Requirements | Find the word "population" in the data. Return every line where it appears.
*****
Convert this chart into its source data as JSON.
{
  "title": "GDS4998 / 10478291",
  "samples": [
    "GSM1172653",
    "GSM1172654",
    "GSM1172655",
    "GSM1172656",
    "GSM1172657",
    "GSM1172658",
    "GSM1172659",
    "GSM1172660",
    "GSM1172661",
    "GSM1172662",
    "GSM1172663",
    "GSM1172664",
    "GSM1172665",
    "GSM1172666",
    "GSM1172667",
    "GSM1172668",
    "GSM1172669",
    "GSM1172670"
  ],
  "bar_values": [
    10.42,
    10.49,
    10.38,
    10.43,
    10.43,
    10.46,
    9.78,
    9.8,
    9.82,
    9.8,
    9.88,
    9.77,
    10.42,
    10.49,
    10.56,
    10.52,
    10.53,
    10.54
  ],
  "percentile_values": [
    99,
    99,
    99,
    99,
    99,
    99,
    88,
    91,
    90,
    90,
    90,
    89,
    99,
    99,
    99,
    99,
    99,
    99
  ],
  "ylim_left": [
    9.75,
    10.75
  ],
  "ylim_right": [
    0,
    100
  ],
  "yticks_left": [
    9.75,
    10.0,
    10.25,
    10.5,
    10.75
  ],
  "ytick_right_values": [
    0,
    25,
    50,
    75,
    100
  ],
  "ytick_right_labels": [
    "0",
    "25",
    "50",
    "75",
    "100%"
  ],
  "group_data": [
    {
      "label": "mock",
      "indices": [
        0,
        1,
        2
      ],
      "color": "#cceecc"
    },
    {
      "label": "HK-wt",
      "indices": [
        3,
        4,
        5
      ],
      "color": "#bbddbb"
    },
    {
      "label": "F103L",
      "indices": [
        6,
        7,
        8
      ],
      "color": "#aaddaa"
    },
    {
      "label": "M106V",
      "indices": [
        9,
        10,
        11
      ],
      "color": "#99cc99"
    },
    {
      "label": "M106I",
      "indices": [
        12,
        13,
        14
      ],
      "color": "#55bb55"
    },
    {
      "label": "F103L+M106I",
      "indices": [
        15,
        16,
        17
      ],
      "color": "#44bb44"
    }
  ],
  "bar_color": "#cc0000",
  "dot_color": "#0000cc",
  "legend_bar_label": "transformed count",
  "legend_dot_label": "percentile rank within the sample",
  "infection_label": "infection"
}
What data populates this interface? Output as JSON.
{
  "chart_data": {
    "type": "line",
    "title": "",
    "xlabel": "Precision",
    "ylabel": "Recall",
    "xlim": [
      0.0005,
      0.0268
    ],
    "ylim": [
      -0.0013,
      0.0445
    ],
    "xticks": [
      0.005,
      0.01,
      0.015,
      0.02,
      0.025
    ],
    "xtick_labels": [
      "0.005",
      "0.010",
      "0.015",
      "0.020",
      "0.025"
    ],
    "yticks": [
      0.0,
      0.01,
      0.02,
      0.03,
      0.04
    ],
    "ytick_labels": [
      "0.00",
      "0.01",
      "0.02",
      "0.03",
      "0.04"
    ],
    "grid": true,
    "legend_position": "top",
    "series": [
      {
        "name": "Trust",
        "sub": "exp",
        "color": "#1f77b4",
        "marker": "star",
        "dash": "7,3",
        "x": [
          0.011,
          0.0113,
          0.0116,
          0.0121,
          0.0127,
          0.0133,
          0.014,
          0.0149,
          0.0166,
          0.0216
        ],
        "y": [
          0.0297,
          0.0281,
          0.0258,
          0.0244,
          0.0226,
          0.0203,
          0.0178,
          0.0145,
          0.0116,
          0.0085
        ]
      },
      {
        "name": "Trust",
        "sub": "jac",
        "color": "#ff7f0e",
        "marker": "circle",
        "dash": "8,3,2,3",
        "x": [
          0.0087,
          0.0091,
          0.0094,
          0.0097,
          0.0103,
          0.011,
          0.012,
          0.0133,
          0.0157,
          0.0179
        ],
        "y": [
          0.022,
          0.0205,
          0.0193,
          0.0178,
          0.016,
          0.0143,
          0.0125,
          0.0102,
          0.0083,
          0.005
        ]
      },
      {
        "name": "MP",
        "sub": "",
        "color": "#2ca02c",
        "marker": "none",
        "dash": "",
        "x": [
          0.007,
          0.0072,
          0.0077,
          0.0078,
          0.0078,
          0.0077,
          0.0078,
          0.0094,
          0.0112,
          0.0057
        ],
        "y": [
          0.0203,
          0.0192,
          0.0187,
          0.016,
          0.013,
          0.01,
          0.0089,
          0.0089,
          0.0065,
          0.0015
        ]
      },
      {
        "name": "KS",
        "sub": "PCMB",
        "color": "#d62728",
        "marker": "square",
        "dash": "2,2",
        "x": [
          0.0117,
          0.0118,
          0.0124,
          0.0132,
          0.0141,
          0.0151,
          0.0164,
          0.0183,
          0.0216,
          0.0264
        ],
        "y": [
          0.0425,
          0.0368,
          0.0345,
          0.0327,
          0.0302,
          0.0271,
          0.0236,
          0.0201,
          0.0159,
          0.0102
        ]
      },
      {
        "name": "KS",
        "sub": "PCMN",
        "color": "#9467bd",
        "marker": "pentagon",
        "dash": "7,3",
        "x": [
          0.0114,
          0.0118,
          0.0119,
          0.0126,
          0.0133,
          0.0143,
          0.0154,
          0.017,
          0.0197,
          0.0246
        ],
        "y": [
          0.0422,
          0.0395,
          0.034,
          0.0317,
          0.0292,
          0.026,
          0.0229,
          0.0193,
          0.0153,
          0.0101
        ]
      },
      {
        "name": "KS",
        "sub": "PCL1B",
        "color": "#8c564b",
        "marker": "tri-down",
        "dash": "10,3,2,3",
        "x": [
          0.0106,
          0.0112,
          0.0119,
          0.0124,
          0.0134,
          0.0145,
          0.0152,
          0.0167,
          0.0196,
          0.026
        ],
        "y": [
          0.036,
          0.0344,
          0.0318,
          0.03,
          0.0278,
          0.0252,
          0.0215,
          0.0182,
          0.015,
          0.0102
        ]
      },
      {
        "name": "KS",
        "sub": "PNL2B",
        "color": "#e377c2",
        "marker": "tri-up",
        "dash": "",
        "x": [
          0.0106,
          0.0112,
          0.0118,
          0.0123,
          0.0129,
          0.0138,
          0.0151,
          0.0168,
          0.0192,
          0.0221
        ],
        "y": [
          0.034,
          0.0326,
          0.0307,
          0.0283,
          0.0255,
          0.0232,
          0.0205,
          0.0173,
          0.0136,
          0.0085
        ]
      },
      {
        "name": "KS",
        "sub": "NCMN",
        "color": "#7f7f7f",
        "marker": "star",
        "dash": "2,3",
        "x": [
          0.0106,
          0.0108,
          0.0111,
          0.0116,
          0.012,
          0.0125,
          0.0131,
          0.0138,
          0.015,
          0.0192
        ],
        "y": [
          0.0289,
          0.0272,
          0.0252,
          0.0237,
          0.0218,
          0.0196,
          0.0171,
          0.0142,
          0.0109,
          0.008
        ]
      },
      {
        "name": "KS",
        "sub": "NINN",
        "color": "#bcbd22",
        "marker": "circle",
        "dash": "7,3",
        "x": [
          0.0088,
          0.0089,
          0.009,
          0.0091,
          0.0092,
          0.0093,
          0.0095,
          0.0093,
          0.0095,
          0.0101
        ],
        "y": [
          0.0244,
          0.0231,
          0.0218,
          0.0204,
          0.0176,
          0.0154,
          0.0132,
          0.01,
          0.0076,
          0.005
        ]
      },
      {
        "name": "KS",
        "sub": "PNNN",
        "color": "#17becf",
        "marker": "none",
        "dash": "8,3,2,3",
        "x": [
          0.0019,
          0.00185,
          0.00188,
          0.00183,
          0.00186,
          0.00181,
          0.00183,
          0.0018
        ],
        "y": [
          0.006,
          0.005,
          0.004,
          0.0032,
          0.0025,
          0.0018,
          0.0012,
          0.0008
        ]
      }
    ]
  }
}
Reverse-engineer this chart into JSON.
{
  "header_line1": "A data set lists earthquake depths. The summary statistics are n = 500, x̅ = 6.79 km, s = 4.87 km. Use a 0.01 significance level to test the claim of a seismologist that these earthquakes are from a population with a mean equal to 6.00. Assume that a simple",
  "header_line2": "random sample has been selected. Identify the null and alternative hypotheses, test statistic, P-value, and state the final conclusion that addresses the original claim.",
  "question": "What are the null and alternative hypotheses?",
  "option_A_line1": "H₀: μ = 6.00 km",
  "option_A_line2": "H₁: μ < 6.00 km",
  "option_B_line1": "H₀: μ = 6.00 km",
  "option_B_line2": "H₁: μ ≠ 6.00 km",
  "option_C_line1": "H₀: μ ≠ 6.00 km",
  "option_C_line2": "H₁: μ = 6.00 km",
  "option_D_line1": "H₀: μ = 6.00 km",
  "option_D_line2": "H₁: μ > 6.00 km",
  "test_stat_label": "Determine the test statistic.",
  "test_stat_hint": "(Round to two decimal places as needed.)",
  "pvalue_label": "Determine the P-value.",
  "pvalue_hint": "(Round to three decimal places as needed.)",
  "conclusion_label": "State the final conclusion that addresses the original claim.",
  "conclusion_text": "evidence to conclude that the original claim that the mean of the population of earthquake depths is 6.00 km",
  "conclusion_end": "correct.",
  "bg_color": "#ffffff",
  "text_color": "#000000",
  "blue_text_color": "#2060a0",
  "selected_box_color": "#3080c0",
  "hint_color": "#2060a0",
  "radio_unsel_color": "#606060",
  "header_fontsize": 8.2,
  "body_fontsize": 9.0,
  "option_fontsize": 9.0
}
*****
Finished answer |
  "header_line1": "A data set lists earthquake depths. The summary statistics are n = 500, x̅ = 6.79 km, s = 4.87 km. Use a 0.01 significance level to test the claim of a seismologist that these earthquakes are from a population with a mean equal to 6.00. Assume that a simple",
  "conclusion_text": "evidence to conclude that the original claim that the mean of the population of earthquake depths is 6.00 km",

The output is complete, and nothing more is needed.